*Problem description*
Your task is to gather the lines below that hold the string "Методы".

-- Begin --

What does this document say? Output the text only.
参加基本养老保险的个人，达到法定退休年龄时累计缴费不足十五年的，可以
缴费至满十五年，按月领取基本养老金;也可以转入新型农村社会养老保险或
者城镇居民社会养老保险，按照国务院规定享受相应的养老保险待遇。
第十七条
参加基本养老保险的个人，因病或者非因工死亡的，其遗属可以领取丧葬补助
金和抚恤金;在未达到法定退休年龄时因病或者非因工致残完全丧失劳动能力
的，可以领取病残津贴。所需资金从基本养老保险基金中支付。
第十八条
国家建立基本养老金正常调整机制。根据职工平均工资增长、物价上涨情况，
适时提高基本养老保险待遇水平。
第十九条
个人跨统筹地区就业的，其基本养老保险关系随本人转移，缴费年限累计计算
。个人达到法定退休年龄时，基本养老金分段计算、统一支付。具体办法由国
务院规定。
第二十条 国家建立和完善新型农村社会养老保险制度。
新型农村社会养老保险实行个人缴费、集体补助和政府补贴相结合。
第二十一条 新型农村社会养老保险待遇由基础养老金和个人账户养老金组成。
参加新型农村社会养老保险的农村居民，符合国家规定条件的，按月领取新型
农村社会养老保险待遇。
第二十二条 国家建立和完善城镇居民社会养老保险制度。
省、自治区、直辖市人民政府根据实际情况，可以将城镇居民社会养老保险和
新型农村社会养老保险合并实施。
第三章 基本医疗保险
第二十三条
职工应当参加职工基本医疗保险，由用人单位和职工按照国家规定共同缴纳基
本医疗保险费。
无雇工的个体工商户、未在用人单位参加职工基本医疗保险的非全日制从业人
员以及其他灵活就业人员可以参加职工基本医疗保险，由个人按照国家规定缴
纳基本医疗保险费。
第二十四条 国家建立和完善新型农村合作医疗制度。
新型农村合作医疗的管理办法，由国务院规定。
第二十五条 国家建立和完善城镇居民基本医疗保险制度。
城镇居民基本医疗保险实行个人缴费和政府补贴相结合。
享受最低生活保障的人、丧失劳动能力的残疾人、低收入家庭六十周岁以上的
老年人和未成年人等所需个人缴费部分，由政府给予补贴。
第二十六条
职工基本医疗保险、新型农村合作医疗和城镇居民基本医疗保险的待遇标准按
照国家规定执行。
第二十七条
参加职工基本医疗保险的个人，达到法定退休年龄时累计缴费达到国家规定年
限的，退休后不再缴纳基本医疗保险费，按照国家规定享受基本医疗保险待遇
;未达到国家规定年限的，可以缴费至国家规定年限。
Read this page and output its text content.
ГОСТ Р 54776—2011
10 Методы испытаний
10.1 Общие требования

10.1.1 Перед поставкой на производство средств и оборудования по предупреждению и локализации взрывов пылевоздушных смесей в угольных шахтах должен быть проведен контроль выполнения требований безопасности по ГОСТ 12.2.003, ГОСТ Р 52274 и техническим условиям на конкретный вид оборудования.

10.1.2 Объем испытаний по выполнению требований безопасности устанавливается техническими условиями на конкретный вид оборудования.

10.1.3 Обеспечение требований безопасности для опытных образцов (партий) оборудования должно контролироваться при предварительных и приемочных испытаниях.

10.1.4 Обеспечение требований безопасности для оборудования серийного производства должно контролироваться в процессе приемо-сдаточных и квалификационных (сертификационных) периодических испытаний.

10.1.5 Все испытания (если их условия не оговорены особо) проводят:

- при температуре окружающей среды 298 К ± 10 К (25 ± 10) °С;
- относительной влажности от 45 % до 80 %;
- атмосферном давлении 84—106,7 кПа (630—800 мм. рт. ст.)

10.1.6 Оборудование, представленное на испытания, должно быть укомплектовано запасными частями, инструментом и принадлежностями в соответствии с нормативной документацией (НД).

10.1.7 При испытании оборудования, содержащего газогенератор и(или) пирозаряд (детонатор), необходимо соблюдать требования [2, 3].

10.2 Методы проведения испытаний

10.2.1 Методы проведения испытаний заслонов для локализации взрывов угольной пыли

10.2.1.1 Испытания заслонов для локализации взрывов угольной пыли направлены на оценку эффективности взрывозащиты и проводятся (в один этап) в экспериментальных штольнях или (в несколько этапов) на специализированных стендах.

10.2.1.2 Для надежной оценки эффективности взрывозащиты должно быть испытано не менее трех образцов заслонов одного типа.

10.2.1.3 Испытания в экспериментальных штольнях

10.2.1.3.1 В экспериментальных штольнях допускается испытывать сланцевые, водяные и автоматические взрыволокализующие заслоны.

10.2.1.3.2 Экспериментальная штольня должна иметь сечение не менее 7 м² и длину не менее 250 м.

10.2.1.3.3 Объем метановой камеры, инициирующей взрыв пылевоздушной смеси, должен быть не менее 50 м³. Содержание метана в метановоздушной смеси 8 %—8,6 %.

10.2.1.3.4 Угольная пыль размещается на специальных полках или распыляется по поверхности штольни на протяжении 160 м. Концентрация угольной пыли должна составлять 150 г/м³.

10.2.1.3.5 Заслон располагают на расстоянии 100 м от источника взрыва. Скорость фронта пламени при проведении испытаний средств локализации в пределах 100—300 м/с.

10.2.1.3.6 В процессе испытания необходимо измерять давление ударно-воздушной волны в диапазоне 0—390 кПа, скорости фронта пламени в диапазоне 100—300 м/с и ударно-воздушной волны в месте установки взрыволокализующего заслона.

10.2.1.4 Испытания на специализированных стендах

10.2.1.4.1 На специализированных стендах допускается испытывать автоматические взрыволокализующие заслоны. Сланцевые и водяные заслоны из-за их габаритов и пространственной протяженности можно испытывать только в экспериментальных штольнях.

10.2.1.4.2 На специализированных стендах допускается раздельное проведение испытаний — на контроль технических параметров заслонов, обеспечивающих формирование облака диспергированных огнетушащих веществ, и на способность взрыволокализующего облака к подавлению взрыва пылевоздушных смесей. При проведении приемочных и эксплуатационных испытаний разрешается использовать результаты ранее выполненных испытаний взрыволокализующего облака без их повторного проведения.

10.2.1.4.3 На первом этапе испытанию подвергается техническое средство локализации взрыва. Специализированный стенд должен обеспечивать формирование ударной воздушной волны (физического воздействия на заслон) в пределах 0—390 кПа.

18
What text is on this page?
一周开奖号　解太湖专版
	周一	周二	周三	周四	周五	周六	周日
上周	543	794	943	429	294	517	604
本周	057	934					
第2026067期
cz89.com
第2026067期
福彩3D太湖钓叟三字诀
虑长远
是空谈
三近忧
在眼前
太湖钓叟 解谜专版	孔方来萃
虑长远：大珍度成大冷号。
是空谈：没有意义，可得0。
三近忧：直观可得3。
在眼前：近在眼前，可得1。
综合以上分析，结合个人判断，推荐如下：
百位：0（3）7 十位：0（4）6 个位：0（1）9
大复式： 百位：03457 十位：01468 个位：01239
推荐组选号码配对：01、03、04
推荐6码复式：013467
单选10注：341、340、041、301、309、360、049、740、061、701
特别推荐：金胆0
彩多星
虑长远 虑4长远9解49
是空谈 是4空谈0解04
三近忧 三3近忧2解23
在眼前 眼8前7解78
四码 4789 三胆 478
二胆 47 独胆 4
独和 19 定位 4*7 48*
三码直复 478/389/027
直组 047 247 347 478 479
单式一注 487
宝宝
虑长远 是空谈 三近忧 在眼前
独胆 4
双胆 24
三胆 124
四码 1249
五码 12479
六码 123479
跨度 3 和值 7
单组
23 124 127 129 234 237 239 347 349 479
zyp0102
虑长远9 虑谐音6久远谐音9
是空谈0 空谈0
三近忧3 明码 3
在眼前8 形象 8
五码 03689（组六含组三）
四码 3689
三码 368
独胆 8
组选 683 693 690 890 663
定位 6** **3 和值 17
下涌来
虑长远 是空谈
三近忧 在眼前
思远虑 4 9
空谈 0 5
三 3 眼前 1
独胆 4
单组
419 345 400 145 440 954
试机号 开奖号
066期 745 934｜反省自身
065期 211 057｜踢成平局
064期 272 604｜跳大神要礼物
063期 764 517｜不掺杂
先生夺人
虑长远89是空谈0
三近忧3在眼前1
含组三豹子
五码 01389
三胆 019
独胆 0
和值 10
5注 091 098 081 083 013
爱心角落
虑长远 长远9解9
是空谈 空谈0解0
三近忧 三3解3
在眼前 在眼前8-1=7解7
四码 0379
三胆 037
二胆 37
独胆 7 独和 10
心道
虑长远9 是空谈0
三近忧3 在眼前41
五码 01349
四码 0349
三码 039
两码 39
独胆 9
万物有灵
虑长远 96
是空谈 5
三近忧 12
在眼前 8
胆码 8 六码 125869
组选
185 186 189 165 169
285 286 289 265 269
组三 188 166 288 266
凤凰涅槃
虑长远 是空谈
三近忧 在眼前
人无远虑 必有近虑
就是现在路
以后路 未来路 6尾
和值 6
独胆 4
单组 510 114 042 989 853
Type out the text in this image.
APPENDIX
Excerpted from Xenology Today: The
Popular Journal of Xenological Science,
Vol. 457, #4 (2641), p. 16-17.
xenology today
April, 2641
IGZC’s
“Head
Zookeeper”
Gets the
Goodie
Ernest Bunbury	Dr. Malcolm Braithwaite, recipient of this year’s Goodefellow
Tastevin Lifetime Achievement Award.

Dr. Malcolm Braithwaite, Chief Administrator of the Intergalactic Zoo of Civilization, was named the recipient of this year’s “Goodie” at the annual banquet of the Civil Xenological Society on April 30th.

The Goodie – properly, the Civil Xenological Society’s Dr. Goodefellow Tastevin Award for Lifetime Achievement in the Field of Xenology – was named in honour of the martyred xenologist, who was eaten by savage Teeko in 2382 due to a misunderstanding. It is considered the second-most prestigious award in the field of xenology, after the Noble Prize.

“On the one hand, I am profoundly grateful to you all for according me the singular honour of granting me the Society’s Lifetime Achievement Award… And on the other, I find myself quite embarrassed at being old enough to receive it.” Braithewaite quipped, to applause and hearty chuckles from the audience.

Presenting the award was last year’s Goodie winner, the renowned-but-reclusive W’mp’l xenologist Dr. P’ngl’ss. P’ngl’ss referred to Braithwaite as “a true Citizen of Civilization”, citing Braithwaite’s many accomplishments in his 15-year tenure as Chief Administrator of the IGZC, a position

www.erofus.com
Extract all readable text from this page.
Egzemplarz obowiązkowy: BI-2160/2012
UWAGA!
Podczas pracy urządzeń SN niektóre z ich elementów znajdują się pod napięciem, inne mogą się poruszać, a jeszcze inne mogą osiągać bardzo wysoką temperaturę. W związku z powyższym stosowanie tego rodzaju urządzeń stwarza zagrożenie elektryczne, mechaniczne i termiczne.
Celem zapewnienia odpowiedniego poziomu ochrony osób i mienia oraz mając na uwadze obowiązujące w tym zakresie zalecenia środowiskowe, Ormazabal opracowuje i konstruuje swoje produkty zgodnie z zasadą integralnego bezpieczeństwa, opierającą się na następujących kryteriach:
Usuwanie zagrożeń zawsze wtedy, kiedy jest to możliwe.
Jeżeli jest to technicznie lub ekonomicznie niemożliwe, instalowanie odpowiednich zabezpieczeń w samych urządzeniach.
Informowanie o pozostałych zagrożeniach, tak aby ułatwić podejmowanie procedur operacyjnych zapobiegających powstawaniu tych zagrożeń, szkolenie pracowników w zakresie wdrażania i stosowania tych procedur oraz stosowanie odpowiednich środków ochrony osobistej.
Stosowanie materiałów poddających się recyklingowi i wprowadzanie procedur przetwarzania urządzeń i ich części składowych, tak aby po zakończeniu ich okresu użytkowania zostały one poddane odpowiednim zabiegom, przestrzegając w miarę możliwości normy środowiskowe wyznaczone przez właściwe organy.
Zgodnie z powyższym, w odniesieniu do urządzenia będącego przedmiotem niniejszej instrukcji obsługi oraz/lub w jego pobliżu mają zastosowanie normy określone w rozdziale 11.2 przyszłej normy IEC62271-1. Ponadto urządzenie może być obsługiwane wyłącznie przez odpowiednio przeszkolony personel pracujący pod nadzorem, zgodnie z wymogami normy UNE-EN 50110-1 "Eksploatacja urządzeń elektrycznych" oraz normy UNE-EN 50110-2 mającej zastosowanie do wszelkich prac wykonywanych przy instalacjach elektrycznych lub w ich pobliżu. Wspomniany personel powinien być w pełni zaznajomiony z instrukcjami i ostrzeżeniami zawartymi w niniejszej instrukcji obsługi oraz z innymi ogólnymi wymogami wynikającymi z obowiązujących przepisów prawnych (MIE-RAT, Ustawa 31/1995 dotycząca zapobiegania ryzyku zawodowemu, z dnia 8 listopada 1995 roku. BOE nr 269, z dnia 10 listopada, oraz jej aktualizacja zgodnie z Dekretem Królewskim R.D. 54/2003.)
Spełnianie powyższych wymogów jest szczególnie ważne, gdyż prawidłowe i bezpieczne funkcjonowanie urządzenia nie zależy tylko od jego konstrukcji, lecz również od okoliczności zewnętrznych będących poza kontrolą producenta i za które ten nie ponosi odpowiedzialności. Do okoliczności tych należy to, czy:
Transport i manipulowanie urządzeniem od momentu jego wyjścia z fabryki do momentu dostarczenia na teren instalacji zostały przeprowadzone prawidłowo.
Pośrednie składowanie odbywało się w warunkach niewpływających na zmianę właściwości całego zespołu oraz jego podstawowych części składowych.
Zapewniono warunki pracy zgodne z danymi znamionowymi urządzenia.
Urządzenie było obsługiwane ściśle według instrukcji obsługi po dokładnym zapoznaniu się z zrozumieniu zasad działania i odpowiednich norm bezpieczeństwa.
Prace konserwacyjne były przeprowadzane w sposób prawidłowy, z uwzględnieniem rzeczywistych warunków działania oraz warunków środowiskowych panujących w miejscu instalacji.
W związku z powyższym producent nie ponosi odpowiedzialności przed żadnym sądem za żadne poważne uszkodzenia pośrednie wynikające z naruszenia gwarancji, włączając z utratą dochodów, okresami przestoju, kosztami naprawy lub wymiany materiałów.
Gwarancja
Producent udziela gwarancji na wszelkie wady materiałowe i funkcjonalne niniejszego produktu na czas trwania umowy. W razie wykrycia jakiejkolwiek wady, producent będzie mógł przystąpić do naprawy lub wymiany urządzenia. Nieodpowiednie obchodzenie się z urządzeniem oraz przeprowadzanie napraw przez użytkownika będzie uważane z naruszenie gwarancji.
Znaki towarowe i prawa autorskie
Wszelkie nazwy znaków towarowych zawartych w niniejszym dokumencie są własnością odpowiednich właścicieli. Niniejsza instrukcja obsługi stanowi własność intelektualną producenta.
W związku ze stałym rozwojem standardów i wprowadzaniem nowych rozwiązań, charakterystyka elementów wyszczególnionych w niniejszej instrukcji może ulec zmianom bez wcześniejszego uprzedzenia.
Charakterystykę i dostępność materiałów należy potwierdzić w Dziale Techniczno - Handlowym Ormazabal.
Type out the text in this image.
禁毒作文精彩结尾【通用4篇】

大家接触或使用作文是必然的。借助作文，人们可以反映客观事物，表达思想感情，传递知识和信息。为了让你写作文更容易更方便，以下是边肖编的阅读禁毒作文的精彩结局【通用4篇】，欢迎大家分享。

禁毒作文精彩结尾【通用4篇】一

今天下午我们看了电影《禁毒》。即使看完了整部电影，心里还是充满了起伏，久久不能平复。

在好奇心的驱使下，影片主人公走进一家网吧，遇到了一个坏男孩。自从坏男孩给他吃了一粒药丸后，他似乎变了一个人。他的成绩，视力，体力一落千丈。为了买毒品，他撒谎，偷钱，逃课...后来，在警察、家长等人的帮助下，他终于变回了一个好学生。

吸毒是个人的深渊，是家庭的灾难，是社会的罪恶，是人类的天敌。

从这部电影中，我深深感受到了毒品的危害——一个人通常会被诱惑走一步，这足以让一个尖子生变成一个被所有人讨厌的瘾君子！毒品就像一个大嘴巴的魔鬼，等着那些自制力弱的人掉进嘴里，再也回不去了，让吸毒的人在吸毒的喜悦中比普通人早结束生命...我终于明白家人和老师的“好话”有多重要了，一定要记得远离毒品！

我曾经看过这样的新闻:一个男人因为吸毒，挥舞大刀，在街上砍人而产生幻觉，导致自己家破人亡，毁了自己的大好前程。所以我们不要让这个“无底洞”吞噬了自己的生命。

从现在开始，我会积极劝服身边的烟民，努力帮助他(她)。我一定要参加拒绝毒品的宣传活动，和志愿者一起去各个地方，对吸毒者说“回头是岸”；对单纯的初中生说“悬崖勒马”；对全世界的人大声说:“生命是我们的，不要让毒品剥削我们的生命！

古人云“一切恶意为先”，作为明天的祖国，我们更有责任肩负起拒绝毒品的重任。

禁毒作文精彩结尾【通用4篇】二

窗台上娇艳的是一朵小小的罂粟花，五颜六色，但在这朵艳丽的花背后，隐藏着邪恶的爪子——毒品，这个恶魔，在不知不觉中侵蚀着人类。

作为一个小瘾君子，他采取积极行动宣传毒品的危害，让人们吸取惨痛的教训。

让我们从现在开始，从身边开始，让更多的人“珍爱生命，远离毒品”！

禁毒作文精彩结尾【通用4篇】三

-- End --

*Result for this exercise*
10 Методы испытаний
10.2 Методы проведения испытаний
10.2.1 Методы проведения испытаний заслонов для локализации взрывов угольной пыли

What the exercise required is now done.